**INPUT DATA**
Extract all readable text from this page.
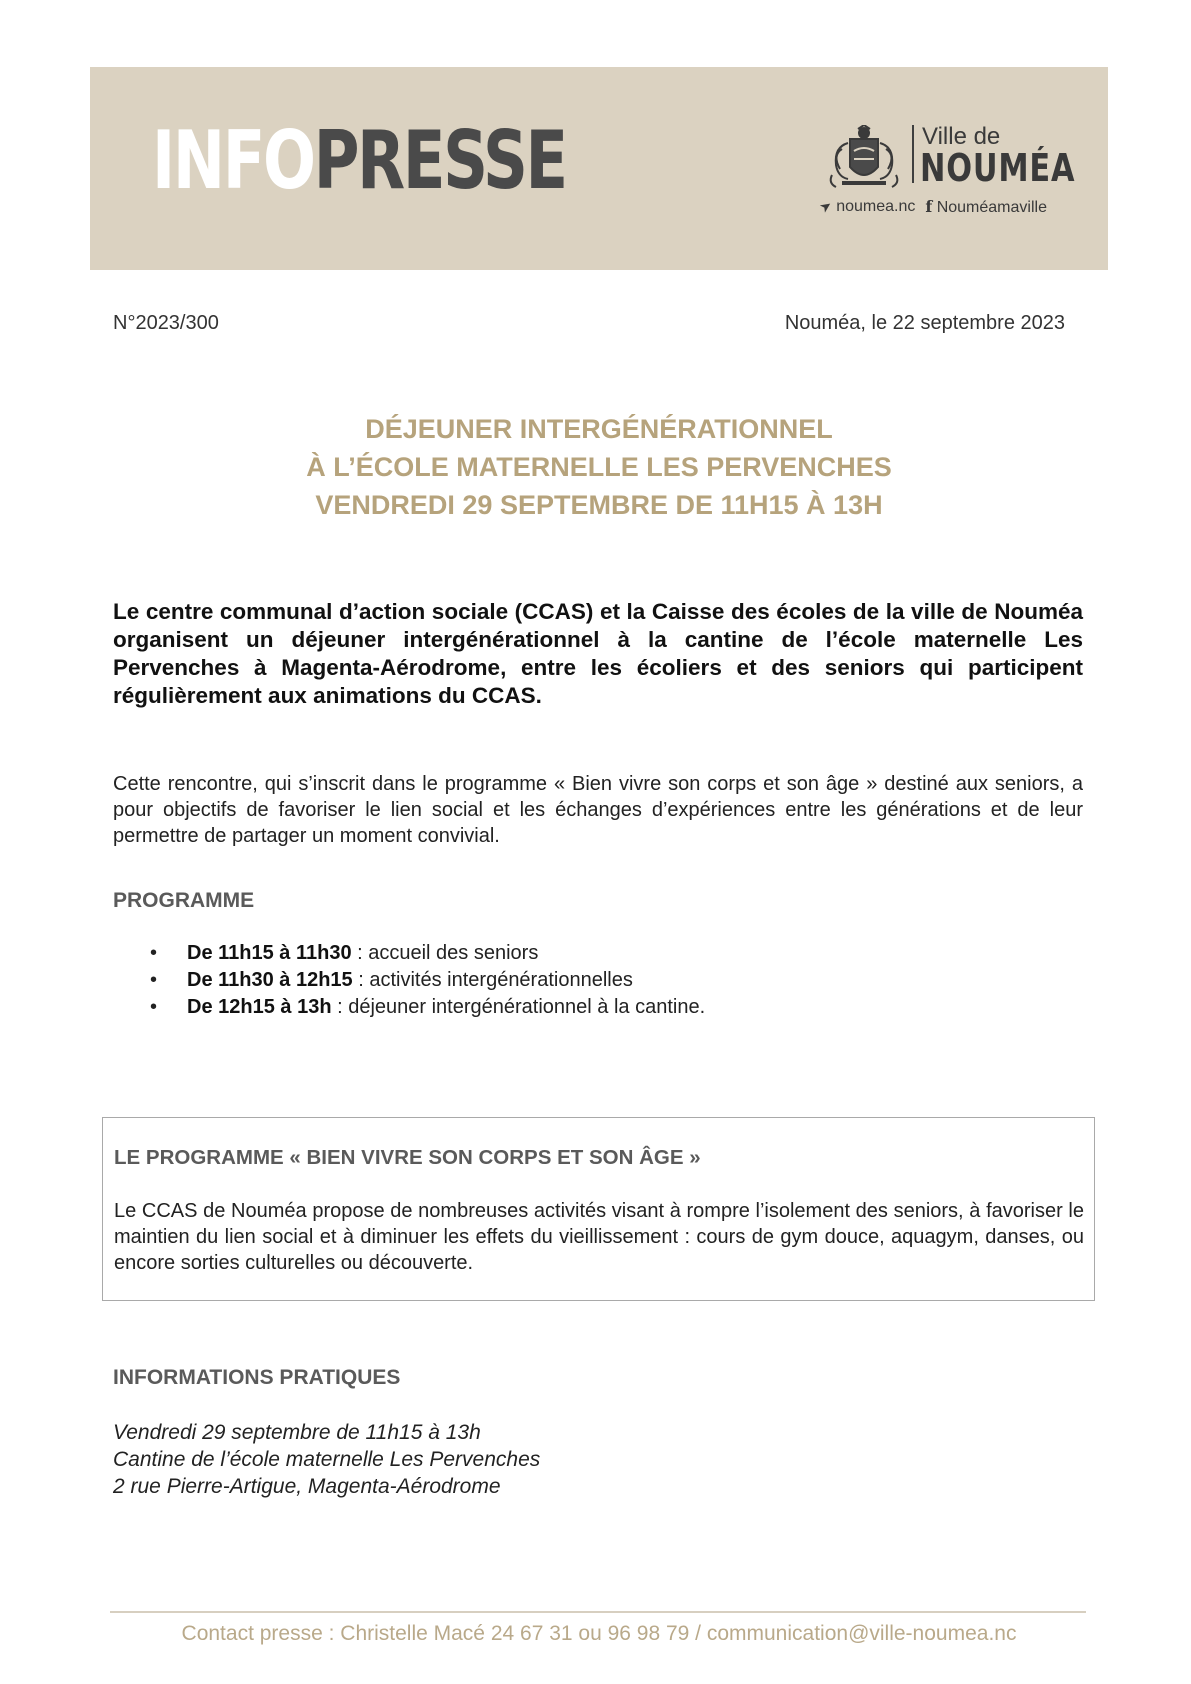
INFOPRESSE	Ville de
NOUMÉA
➤ noumea.nc f Nouméamaville
N°2023/300	Nouméa, le 22 septembre 2023
DÉJEUNER INTERGÉNÉRATIONNEL
À L’ÉCOLE MATERNELLE LES PERVENCHES
VENDREDI 29 SEPTEMBRE DE 11H15 À 13H

Le centre communal d’action sociale (CCAS) et la Caisse des écoles de la ville de Nouméa organisent un déjeuner intergénérationnel à la cantine de l’école maternelle Les Pervenches à Magenta-Aérodrome, entre les écoliers et des seniors qui participent régulièrement aux animations du CCAS.

Cette rencontre, qui s’inscrit dans le programme « Bien vivre son corps et son âge » destiné aux seniors, a pour objectifs de favoriser le lien social et les échanges d’expériences entre les générations et de leur permettre de partager un moment convivial.

PROGRAMME
• De 11h15 à 11h30 : accueil des seniors
• De 11h30 à 12h15 : activités intergénérationnelles
• De 12h15 à 13h : déjeuner intergénérationnel à la cantine.
LE PROGRAMME « BIEN VIVRE SON CORPS ET SON ÂGE »

Le CCAS de Nouméa propose de nombreuses activités visant à rompre l’isolement des seniors, à favoriser le maintien du lien social et à diminuer les effets du vieillissement : cours de gym douce, aquagym, danses, ou encore sorties culturelles ou découverte.

INFORMATIONS PRATIQUES
Vendredi 29 septembre de 11h15 à 13h
Cantine de l’école maternelle Les Pervenches
2 rue Pierre-Artigue, Magenta-Aérodrome
Contact presse : Christelle Macé 24 67 31 ou 96 98 79 / communication@ville-noumea.nc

**PROBLEM TO SOLVE**
Take each line of the material that contains the word "Magenta" and list it.

**EXERCISE ANSWER**
Le centre communal d’action sociale (CCAS) et la Caisse des écoles de la ville de Nouméa organisent un déjeuner intergénérationnel à la cantine de l’école maternelle Les Pervenches à Magenta-Aérodrome, entre les écoliers et des seniors qui participent régulièrement aux animations du CCAS.
2 rue Pierre-Artigue, Magenta-Aérodrome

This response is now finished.